* What you need to do
From the listing below, extract each entry exactly as written, minus the images.

* Listed records

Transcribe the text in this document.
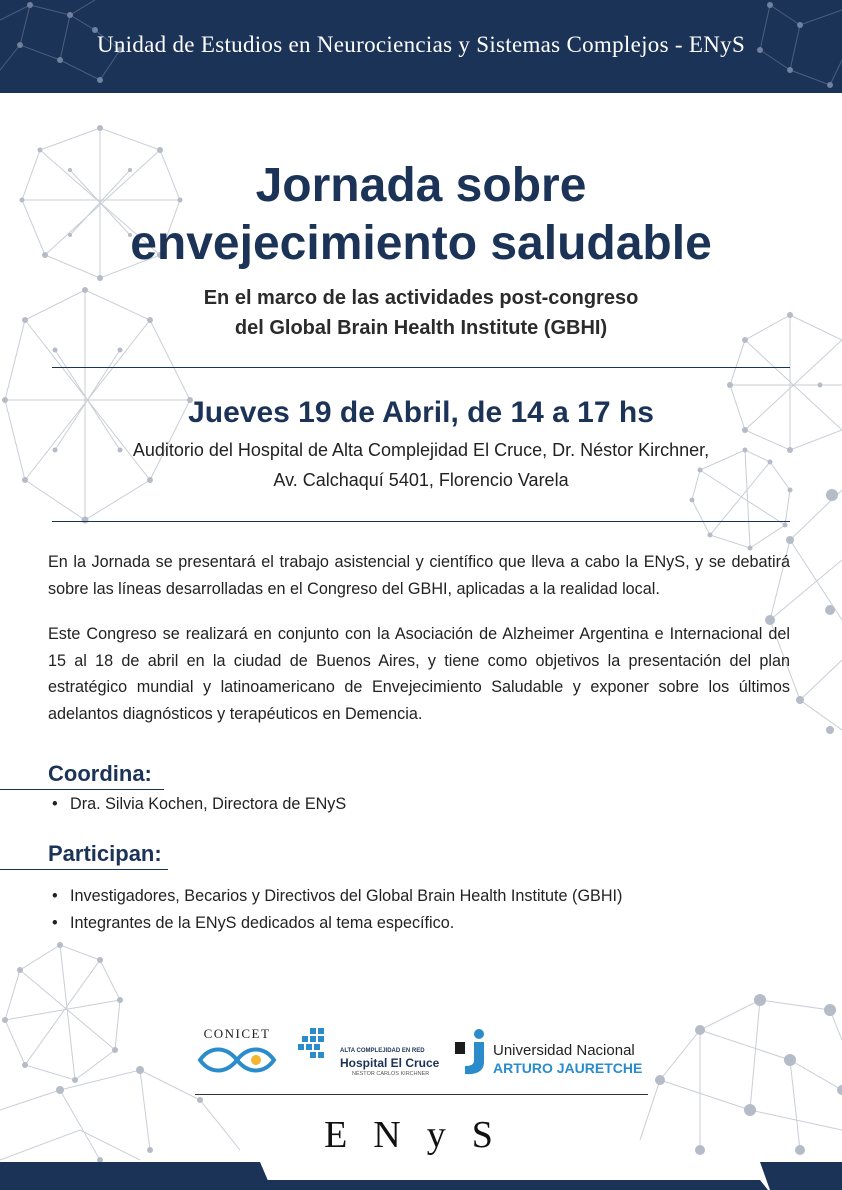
Unidad de Estudios en Neurociencias y Sistemas Complejos - ENyS
Jornada sobre
envejecimiento saludable
En el marco de las actividades post-congreso
del Global Brain Health Institute (GBHI)
Jueves 19 de Abril, de 14 a 17 hs
Auditorio del Hospital de Alta Complejidad El Cruce, Dr. Néstor Kirchner,
Av. Calchaquí 5401, Florencio Varela

En la Jornada se presentará el trabajo asistencial y científico que lleva a cabo la ENyS, y se debatirá sobre las líneas desarrolladas en el Congreso del GBHI, aplicadas a la realidad local.

Este Congreso se realizará en conjunto con la Asociación de Alzheimer Argentina e Internacional del 15 al 18 de abril en la ciudad de Buenos Aires, y tiene como objetivos la presentación del plan estratégico mundial y latinoamericano de Envejecimiento Saludable y exponer sobre los últimos adelantos diagnósticos y terapéuticos en Demencia.

Coordina:
• Dra. Silvia Kochen, Directora de ENyS
Participan:
• Investigadores, Becarios y Directivos del Global Brain Health Institute (GBHI)
• Integrantes de la ENyS dedicados al tema específico.
CONICET
ALTA COMPLEJIDAD EN RED
Hospital El Cruce
NÉSTOR CARLOS KIRCHNER
Universidad Nacional
ARTURO JAURETCHE
ENyS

* Output below
Transcribe the text in this document.
Unidad de Estudios en Neurociencias y Sistemas Complejos - ENyS
Jornada sobre
envejecimiento saludable
En el marco de las actividades post-congreso
del Global Brain Health Institute (GBHI)
Jueves 19 de Abril, de 14 a 17 hs
Auditorio del Hospital de Alta Complejidad El Cruce, Dr. Néstor Kirchner,
Av. Calchaquí 5401, Florencio Varela

En la Jornada se presentará el trabajo asistencial y científico que lleva a cabo la ENyS, y se debatirá sobre las líneas desarrolladas en el Congreso del GBHI, aplicadas a la realidad local.

Este Congreso se realizará en conjunto con la Asociación de Alzheimer Argentina e Internacional del 15 al 18 de abril en la ciudad de Buenos Aires, y tiene como objetivos la presentación del plan estratégico mundial y latinoamericano de Envejecimiento Saludable y exponer sobre los últimos adelantos diagnósticos y terapéuticos en Demencia.

Coordina:
• Dra. Silvia Kochen, Directora de ENyS
Participan:
• Investigadores, Becarios y Directivos del Global Brain Health Institute (GBHI)
• Integrantes de la ENyS dedicados al tema específico.
CONICET
ALTA COMPLEJIDAD EN RED
Hospital El Cruce
NÉSTOR CARLOS KIRCHNER
Universidad Nacional
ARTURO JAURETCHE
ENyS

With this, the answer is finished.